The task:
Rewrite the items starting at the very first one and ending at the line containing "gym-icon: 🏋 bbox=[129, 259, 151, 280]", with "restriction-text" changed to "limit-text" and all other text left as is.
--- Start ---
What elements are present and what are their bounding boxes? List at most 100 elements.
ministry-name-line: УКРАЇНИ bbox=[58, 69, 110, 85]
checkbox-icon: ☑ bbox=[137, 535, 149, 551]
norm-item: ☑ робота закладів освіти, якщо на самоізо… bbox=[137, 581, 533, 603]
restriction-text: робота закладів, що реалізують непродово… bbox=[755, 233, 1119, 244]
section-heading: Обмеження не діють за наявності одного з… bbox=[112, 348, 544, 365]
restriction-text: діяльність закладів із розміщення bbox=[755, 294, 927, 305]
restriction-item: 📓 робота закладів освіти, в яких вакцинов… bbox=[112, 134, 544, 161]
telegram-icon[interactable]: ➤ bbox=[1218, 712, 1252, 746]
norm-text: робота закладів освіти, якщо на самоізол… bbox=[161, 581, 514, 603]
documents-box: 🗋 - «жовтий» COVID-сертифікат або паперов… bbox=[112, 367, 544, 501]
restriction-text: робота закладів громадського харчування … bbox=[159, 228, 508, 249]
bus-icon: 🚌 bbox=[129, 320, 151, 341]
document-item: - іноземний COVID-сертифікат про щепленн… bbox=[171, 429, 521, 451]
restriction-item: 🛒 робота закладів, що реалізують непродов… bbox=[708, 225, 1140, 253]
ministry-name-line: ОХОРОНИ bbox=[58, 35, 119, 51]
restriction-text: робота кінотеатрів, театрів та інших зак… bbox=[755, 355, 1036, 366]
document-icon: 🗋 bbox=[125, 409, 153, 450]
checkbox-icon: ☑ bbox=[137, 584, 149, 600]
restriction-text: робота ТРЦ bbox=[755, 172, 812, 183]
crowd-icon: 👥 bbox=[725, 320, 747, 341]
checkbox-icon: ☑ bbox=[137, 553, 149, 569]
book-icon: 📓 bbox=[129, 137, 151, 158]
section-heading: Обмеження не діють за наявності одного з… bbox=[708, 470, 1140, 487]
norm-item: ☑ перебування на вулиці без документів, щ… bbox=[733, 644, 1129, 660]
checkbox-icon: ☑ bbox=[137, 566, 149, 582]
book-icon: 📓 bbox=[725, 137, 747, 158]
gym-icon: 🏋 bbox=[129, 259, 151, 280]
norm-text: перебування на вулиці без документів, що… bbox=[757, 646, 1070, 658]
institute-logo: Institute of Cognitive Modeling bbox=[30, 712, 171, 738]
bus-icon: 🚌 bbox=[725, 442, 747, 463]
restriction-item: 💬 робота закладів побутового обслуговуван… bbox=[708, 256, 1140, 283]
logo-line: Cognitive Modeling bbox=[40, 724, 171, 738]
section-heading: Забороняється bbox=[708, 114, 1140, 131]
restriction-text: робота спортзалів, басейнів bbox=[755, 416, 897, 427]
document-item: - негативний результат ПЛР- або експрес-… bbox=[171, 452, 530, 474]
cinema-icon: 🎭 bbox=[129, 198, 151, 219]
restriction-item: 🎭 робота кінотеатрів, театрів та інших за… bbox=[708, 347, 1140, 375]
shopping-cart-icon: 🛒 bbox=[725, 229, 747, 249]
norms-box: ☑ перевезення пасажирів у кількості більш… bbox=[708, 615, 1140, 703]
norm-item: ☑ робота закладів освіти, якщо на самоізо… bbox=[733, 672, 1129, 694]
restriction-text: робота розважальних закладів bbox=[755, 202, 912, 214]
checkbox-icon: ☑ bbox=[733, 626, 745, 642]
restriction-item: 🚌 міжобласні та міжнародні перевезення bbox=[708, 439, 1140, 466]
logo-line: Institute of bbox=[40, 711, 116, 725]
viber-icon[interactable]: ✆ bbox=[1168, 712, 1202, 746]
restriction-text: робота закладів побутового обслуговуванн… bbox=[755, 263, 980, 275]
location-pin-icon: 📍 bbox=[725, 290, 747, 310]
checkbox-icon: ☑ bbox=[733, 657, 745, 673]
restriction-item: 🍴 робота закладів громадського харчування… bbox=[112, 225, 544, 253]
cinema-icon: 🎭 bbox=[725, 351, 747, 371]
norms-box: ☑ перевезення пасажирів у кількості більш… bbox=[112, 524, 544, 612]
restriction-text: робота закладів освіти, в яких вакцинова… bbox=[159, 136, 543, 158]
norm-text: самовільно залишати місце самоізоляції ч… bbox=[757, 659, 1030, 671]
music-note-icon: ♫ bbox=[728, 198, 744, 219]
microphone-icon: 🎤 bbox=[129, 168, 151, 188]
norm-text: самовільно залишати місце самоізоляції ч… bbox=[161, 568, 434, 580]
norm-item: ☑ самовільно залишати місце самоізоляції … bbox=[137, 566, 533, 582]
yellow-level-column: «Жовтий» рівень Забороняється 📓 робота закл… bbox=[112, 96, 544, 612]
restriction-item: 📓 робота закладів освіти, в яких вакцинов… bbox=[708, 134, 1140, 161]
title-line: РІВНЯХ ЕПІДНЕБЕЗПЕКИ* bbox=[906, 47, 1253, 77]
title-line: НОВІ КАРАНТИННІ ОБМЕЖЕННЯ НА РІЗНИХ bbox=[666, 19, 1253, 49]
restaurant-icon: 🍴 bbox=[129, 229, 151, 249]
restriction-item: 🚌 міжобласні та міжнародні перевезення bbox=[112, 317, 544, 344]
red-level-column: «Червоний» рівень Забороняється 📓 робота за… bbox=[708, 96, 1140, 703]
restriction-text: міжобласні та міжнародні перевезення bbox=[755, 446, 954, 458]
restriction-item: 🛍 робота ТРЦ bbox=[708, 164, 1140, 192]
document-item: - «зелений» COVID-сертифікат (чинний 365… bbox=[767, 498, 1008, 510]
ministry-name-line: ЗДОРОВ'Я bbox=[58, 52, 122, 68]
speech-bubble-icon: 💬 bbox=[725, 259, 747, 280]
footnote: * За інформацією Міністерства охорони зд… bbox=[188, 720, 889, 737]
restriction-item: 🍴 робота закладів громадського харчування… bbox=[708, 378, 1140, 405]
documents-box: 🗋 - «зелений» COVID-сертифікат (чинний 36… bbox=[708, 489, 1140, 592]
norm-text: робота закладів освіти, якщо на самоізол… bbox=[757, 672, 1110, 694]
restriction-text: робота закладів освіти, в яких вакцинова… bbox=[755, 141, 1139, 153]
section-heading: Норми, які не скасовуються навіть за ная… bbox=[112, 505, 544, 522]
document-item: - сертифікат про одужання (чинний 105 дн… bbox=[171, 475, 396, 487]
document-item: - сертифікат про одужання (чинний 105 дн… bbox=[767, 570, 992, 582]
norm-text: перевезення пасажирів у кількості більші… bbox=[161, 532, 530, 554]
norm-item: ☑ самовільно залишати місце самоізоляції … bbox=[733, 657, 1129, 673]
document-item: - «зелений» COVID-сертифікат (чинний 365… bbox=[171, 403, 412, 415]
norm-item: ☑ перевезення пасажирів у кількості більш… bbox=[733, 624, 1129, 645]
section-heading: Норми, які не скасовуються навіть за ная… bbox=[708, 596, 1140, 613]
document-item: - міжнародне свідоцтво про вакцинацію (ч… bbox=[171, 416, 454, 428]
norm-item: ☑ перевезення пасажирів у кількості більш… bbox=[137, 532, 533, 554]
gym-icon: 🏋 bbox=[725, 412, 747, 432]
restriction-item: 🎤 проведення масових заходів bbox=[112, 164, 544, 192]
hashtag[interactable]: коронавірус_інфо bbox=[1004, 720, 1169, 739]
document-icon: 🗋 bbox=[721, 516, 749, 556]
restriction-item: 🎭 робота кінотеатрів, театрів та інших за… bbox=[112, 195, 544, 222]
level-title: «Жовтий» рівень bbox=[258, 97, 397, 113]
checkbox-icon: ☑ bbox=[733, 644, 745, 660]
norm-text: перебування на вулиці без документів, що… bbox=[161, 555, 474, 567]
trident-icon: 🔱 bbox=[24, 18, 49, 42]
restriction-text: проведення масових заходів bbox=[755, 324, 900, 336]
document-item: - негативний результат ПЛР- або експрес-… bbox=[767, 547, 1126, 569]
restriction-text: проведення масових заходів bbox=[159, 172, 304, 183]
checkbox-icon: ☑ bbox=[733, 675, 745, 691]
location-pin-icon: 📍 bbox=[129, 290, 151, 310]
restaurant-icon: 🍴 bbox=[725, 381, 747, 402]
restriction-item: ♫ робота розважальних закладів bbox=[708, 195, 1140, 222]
--- End ---
Solution to this task:
What elements are present and what are their bounding boxes? List at most 100 elements.
ministry-name-line: УКРАЇНИ bbox=[58, 69, 110, 85]
checkbox-icon: ☑ bbox=[137, 535, 149, 551]
norm-item: ☑ робота закладів освіти, якщо на самоізо… bbox=[137, 581, 533, 603]
limit-text: робота закладів, що реалізують непродово… bbox=[755, 233, 1119, 244]
section-heading: Обмеження не діють за наявності одного з… bbox=[112, 348, 544, 365]
limit-text: діяльність закладів із розміщення bbox=[755, 294, 927, 305]
restriction-item: 📓 робота закладів освіти, в яких вакцинов… bbox=[112, 134, 544, 161]
telegram-icon[interactable]: ➤ bbox=[1218, 712, 1252, 746]
norm-text: робота закладів освіти, якщо на самоізол… bbox=[161, 581, 514, 603]
documents-box: 🗋 - «жовтий» COVID-сертифікат або паперов… bbox=[112, 367, 544, 501]
limit-text: робота закладів громадського харчування … bbox=[159, 228, 508, 249]
bus-icon: 🚌 bbox=[129, 320, 151, 341]
document-item: - іноземний COVID-сертифікат про щепленн… bbox=[171, 429, 521, 451]
restriction-item: 🛒 робота закладів, що реалізують непродов… bbox=[708, 225, 1140, 253]
ministry-name-line: ОХОРОНИ bbox=[58, 35, 119, 51]
limit-text: робота кінотеатрів, театрів та інших зак… bbox=[755, 355, 1036, 366]
document-icon: 🗋 bbox=[125, 409, 153, 450]
checkbox-icon: ☑ bbox=[137, 584, 149, 600]
limit-text: робота ТРЦ bbox=[755, 172, 812, 183]
crowd-icon: 👥 bbox=[725, 320, 747, 341]
checkbox-icon: ☑ bbox=[137, 553, 149, 569]
book-icon: 📓 bbox=[129, 137, 151, 158]
section-heading: Обмеження не діють за наявності одного з… bbox=[708, 470, 1140, 487]
norm-item: ☑ перебування на вулиці без документів, щ… bbox=[733, 644, 1129, 660]
checkbox-icon: ☑ bbox=[137, 566, 149, 582]
book-icon: 📓 bbox=[725, 137, 747, 158]
gym-icon: 🏋 bbox=[129, 259, 151, 280]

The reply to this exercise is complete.